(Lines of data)
--*--

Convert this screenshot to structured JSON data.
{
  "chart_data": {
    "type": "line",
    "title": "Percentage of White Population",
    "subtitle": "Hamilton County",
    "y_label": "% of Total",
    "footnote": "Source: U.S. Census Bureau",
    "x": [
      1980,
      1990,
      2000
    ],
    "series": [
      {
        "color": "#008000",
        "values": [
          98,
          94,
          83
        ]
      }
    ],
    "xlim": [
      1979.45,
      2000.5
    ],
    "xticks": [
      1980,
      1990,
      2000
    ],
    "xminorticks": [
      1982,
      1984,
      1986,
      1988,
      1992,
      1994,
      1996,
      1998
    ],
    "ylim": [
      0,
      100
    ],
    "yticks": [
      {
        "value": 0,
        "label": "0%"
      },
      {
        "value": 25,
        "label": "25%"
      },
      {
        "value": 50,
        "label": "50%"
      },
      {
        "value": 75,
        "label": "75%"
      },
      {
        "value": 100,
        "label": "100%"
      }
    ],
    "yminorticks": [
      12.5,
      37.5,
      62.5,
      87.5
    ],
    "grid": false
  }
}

--*--

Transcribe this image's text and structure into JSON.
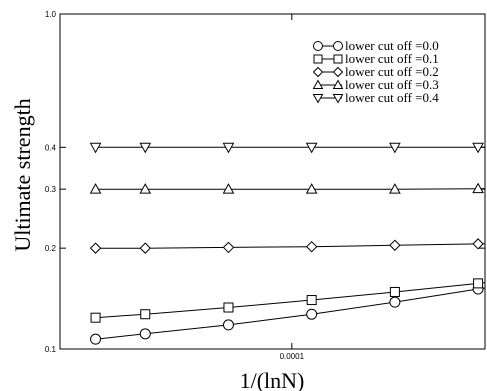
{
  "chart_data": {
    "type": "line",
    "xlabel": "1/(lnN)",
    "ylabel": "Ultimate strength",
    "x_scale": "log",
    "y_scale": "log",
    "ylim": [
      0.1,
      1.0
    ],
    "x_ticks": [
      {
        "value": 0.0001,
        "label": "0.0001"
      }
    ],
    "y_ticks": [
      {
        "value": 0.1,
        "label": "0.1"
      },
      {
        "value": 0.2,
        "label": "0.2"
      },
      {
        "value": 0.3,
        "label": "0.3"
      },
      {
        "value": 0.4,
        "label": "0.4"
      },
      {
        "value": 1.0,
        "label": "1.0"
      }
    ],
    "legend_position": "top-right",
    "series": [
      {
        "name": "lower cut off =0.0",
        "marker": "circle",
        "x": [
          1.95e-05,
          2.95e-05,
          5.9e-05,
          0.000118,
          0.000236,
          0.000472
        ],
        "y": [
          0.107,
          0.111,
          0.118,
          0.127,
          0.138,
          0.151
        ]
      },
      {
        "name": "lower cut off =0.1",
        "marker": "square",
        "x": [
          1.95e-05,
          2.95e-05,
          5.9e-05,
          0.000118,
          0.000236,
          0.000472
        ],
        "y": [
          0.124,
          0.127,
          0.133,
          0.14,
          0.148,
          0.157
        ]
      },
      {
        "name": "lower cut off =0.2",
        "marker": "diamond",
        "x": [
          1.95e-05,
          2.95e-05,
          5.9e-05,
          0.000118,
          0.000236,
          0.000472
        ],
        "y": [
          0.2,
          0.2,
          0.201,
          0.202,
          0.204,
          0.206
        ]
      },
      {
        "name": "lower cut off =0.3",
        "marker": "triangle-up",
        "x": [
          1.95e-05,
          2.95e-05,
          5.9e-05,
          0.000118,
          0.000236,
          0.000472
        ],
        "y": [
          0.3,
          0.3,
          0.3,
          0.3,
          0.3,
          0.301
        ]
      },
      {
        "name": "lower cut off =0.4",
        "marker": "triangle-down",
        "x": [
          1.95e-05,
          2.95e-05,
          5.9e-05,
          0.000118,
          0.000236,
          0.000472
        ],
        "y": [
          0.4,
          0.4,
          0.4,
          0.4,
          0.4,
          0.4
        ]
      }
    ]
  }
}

--*--

Leave out every line without the string "name" and copy the rest.

        "name": "lower cut off =0.0",
        "name": "lower cut off =0.1",
        "name": "lower cut off =0.2",
        "name": "lower cut off =0.3",
        "name": "lower cut off =0.4",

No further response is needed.